• _Written instruction_
Across all the lines below, how many contain the string "true"? Please reply with the number only.

• _Excerpted records_
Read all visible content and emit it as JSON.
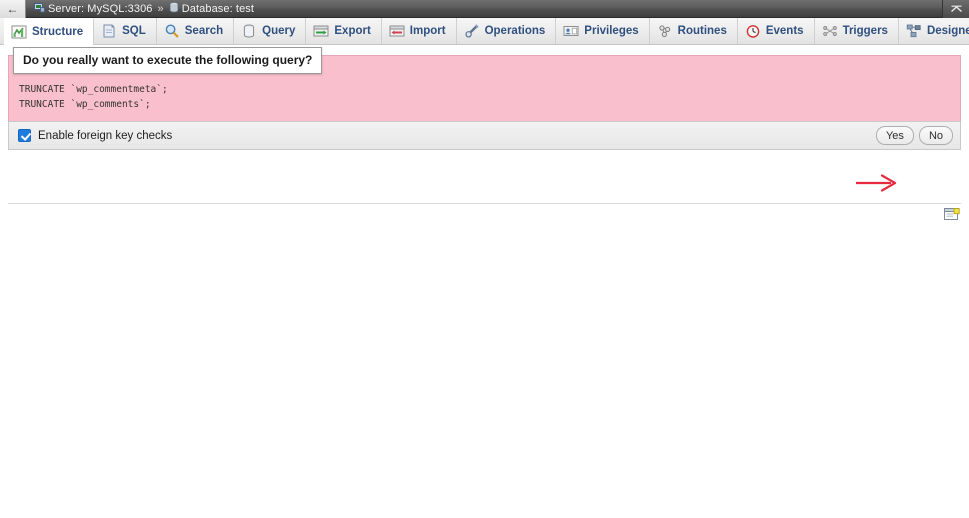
{
  "window": {
    "back_icon": "back-arrow-icon",
    "server_icon": "server-icon",
    "server_label": "Server: MySQL:3306",
    "separator": "»",
    "database_icon": "database-icon",
    "database_label": "Database: test",
    "collapse_icon": "chevron-up-icon"
  },
  "tabs": [
    {
      "label": "Structure",
      "icon": "structure-icon",
      "active": true
    },
    {
      "label": "SQL",
      "icon": "sql-icon",
      "active": false
    },
    {
      "label": "Search",
      "icon": "search-icon",
      "active": false
    },
    {
      "label": "Query",
      "icon": "query-icon",
      "active": false
    },
    {
      "label": "Export",
      "icon": "export-icon",
      "active": false
    },
    {
      "label": "Import",
      "icon": "import-icon",
      "active": false
    },
    {
      "label": "Operations",
      "icon": "operations-icon",
      "active": false
    },
    {
      "label": "Privileges",
      "icon": "privileges-icon",
      "active": false
    },
    {
      "label": "Routines",
      "icon": "routines-icon",
      "active": false
    },
    {
      "label": "Events",
      "icon": "events-icon",
      "active": false
    },
    {
      "label": "Triggers",
      "icon": "triggers-icon",
      "active": false
    },
    {
      "label": "Designer",
      "icon": "designer-icon",
      "active": false
    }
  ],
  "confirm": {
    "question": "Do you really want to execute the following query?",
    "sql_lines": [
      "TRUNCATE `wp_commentmeta`;",
      "TRUNCATE `wp_comments`;"
    ],
    "panel_color": "#f9bfcc",
    "foreign_key_label": "Enable foreign key checks",
    "foreign_key_checked": true,
    "yes_label": "Yes",
    "no_label": "No",
    "arrow_color": "#e8293f",
    "arrow_target": "Yes"
  },
  "console": {
    "icon": "console-window-icon"
  }
}
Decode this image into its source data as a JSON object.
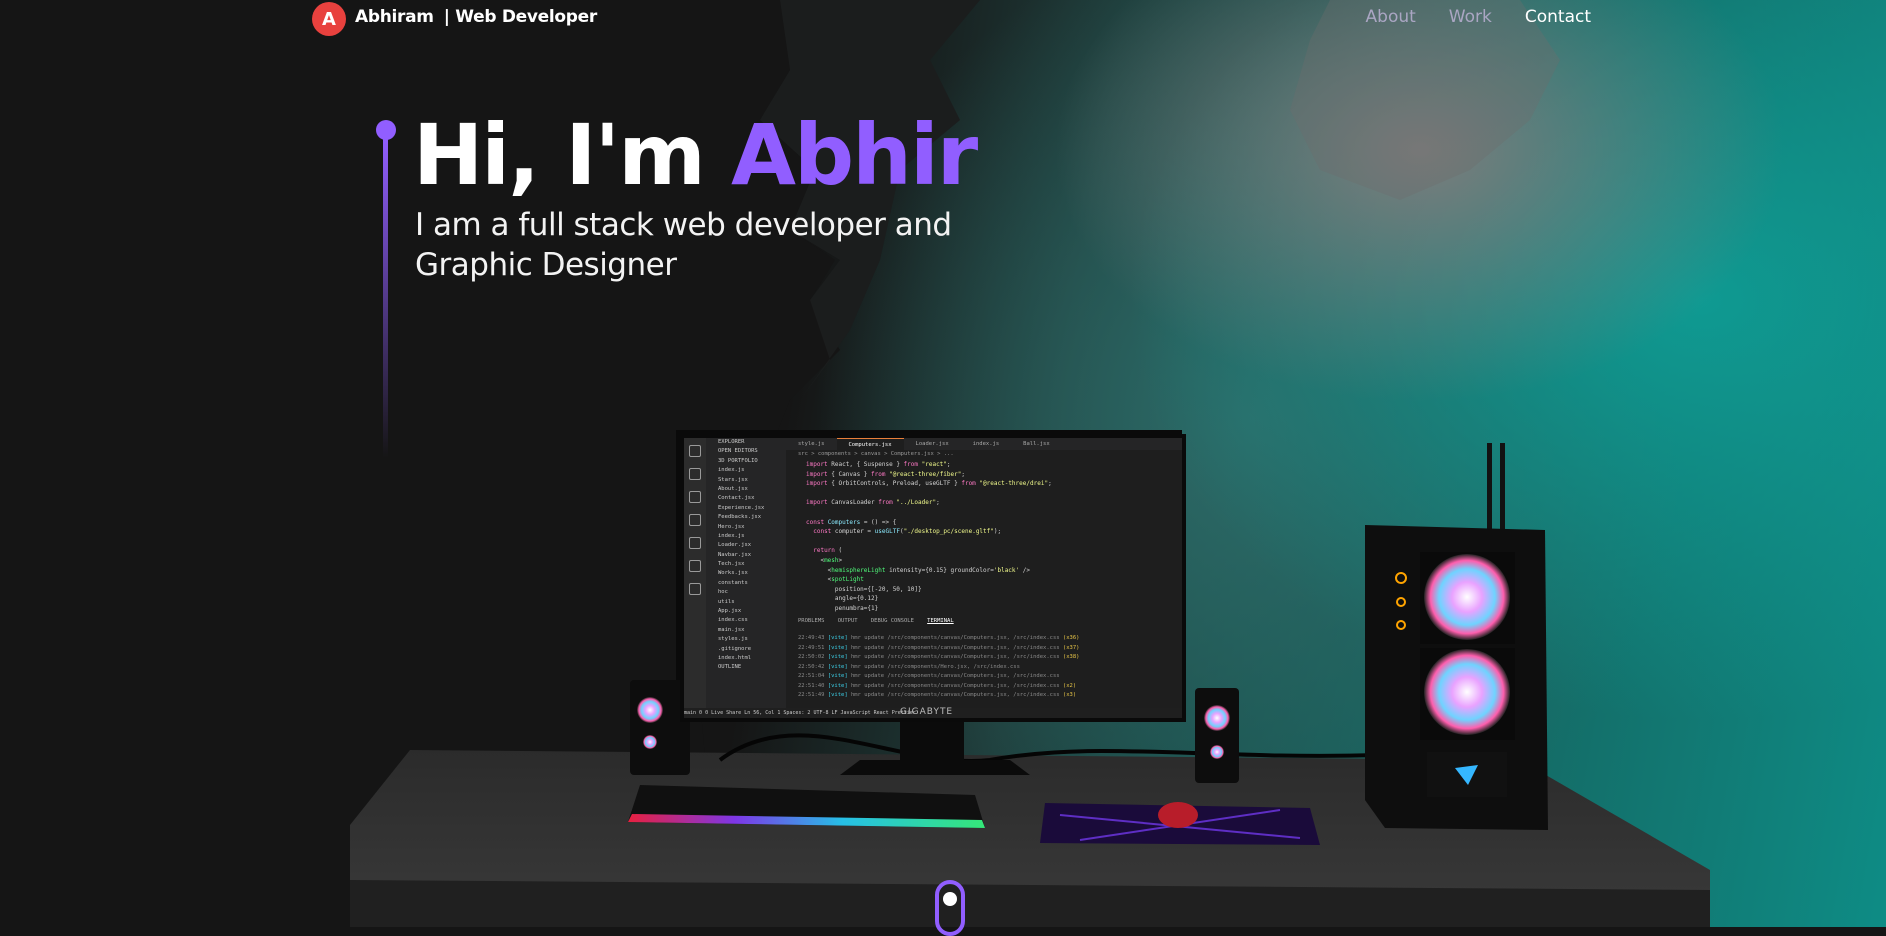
{
  "nav": {
    "logo_letter": "A",
    "brand_name": "Abhiram",
    "brand_sub": "| Web Developer",
    "links": [
      {
        "label": "About",
        "active": false
      },
      {
        "label": "Work",
        "active": false
      },
      {
        "label": "Contact",
        "active": true
      }
    ]
  },
  "hero": {
    "greeting": "Hi, I'm ",
    "name": "Abhir",
    "subtitle": "I am a full stack web developer and Graphic Designer"
  },
  "colors": {
    "accent": "#915eff",
    "logo_bg": "#e8413e",
    "background": "#151515",
    "teal": "#0e8c85"
  },
  "monitor": {
    "brand": "GIGABYTE",
    "explorer_items": [
      "EXPLORER",
      "OPEN EDITORS",
      "3D PORTFOLIO",
      "index.js",
      "Stars.jsx",
      "About.jsx",
      "Contact.jsx",
      "Experience.jsx",
      "Feedbacks.jsx",
      "Hero.jsx",
      "index.js",
      "Loader.jsx",
      "Navbar.jsx",
      "Tech.jsx",
      "Works.jsx",
      "constants",
      "hoc",
      "utils",
      "App.jsx",
      "index.css",
      "main.jsx",
      "styles.js",
      ".gitignore",
      "index.html",
      "OUTLINE"
    ],
    "tabs": [
      "style.js",
      "Computers.jsx",
      "Loader.jsx",
      "index.js",
      "Ball.jsx"
    ],
    "breadcrumb": "src > components > canvas > Computers.jsx > ...",
    "panel_tabs": [
      "PROBLEMS",
      "OUTPUT",
      "DEBUG CONSOLE",
      "TERMINAL"
    ],
    "status_bar": "main   0 0   Live Share          Ln 56, Col 1   Spaces: 2   UTF-8   LF   JavaScript React   Prettier"
  },
  "icons": {
    "scroll": "scroll-indicator-icon"
  }
}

• _Written solution_
3